#### Extracted data entries:

########################################

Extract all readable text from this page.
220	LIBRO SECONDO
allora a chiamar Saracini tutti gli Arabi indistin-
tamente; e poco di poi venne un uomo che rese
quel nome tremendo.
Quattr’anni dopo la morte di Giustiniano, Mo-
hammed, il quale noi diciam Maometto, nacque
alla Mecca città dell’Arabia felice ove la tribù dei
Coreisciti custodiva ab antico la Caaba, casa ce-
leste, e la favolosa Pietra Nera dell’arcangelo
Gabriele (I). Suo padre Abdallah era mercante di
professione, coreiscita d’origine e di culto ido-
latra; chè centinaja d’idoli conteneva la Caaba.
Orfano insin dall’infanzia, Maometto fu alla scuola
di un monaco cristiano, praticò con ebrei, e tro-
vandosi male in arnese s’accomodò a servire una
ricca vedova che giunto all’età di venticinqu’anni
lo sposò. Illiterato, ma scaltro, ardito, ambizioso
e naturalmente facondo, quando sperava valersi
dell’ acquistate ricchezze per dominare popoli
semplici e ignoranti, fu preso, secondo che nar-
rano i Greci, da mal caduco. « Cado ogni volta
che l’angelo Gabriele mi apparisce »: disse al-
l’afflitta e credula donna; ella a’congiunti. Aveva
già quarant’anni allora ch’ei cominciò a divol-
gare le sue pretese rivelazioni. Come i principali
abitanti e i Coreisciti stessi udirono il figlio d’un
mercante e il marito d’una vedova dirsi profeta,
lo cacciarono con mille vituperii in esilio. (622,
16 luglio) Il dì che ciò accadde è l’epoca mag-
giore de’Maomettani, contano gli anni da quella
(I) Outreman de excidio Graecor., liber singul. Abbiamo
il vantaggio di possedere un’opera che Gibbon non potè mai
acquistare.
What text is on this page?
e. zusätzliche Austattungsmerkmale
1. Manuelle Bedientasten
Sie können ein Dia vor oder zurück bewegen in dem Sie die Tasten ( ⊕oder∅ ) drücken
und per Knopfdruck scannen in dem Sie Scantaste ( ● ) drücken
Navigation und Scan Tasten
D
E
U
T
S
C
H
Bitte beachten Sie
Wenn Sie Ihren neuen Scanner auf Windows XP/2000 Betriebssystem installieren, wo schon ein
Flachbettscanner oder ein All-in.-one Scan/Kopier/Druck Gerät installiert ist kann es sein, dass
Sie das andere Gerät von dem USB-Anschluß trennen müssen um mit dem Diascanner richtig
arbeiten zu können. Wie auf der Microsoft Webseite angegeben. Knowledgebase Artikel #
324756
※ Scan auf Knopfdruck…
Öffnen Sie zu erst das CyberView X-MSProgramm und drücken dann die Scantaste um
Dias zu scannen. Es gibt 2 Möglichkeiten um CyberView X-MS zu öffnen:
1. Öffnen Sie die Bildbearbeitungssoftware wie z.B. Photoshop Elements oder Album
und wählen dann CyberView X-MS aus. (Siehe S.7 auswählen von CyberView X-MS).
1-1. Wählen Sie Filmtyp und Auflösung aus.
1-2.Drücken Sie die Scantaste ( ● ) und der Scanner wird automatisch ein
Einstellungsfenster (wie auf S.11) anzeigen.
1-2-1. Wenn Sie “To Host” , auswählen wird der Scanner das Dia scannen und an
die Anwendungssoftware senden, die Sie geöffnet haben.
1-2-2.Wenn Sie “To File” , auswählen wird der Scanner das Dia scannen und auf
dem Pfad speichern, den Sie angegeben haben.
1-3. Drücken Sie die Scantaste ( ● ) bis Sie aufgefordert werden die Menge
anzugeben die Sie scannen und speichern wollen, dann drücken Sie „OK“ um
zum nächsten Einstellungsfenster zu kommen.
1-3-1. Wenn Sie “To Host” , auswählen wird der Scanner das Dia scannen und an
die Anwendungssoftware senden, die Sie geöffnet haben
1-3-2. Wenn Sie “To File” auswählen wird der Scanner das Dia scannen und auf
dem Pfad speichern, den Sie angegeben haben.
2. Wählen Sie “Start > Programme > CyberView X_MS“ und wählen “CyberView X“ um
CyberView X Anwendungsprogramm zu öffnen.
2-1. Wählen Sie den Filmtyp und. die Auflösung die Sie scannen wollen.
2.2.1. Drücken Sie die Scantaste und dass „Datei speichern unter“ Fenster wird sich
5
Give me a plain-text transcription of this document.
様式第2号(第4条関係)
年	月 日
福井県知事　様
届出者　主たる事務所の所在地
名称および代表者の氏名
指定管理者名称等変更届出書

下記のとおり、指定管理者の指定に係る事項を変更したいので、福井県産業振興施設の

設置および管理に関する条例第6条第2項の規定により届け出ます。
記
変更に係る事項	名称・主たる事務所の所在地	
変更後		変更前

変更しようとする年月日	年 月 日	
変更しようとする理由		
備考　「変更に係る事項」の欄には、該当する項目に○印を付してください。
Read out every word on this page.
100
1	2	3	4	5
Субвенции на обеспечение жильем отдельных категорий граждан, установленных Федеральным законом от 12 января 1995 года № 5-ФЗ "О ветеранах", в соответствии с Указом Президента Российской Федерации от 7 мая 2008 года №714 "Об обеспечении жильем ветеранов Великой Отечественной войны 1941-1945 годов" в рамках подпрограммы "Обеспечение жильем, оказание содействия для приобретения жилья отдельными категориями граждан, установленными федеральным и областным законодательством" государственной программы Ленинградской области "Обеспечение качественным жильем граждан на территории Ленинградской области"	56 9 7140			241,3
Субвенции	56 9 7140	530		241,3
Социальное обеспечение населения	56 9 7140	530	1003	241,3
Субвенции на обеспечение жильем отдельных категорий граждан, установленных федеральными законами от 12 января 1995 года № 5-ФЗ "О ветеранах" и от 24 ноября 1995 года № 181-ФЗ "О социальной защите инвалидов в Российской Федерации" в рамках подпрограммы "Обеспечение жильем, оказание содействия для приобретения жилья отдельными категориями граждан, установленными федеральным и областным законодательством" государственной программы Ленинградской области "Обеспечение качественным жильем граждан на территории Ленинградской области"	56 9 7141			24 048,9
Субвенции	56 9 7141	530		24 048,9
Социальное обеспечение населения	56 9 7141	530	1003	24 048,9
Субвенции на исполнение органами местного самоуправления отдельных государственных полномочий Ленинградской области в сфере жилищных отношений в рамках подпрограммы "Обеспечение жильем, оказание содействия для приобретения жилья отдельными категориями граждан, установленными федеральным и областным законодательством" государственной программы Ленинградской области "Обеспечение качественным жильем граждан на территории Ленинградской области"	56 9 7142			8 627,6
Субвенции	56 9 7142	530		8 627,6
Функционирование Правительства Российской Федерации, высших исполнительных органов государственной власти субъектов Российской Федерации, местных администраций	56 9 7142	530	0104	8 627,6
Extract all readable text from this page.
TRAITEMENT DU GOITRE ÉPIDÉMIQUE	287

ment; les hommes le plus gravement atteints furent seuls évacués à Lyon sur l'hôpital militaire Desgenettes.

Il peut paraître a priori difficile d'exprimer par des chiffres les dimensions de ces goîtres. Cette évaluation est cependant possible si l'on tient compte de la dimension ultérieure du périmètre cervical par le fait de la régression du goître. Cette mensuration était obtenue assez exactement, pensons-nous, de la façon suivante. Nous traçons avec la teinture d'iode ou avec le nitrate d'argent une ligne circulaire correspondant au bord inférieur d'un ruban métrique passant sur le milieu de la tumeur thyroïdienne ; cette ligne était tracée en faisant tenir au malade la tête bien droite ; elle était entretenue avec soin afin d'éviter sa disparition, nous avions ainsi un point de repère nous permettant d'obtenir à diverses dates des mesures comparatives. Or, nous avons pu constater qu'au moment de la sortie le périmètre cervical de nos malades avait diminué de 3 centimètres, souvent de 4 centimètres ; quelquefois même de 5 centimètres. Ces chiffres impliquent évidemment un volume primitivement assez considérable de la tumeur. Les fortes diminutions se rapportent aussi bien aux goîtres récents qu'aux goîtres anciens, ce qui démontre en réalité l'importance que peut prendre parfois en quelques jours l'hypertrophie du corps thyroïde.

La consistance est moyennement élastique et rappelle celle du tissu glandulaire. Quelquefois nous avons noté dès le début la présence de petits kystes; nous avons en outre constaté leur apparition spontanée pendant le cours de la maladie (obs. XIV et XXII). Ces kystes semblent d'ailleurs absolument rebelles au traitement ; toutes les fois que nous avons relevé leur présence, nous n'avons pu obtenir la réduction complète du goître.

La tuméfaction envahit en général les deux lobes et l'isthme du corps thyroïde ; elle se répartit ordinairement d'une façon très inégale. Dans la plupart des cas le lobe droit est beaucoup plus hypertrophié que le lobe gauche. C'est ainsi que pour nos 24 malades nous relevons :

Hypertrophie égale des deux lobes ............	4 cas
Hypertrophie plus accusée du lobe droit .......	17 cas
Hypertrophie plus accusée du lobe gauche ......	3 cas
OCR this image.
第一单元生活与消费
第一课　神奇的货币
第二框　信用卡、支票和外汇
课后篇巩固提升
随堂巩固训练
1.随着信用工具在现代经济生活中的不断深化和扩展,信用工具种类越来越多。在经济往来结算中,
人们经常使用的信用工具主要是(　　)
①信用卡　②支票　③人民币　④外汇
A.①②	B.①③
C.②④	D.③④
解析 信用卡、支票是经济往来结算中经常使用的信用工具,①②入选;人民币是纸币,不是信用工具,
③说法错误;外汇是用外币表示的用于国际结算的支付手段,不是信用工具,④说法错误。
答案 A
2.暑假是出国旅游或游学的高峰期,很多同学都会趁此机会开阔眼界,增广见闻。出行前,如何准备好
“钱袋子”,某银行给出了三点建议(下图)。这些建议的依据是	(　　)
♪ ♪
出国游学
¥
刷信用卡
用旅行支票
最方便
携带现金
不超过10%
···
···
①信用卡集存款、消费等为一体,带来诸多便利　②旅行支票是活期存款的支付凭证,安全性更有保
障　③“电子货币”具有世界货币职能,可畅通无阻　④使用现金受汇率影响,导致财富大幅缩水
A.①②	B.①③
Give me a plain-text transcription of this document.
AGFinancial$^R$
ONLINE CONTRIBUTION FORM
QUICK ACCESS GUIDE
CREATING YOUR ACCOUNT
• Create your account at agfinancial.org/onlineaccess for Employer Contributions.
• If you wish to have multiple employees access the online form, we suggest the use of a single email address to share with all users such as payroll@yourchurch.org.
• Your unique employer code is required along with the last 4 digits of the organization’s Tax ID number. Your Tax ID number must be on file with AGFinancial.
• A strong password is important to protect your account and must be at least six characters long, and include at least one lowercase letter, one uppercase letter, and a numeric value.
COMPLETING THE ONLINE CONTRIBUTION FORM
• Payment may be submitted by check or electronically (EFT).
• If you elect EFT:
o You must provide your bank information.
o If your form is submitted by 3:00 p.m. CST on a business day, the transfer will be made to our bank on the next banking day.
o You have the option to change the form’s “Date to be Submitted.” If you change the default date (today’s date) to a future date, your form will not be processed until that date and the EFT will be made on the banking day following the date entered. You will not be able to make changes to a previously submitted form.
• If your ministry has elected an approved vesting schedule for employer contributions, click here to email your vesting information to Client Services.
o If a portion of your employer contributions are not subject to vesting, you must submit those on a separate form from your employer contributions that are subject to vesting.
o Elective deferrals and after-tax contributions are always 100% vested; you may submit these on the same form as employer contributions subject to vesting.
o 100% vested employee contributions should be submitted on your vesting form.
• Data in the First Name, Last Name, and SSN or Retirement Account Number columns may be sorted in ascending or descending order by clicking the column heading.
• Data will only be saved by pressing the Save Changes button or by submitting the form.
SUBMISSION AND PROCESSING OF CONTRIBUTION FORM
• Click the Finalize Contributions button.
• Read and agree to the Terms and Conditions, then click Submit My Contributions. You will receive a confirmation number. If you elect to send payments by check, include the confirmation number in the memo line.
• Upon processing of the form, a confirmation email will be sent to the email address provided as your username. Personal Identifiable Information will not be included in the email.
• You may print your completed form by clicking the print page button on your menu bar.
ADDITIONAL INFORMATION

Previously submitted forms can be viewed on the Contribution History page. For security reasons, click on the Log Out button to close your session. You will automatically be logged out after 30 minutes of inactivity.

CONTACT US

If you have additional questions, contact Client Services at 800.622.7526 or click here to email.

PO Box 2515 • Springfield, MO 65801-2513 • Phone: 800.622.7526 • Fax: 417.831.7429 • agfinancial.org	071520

########################################

Only lines with "page" are wanted here; list each of them.

#### RESPONSE TO THE EXERCISE:
Extract all readable text from this page.
What text is on this page?
Read out every word on this page.
Extract all readable text from this page.
• You may print your completed form by clicking the print page button on your menu bar.
Previously submitted forms can be viewed on the Contribution History page. For security reasons, click on the Log Out button to close your session. You will automatically be logged out after 30 minutes of inactivity.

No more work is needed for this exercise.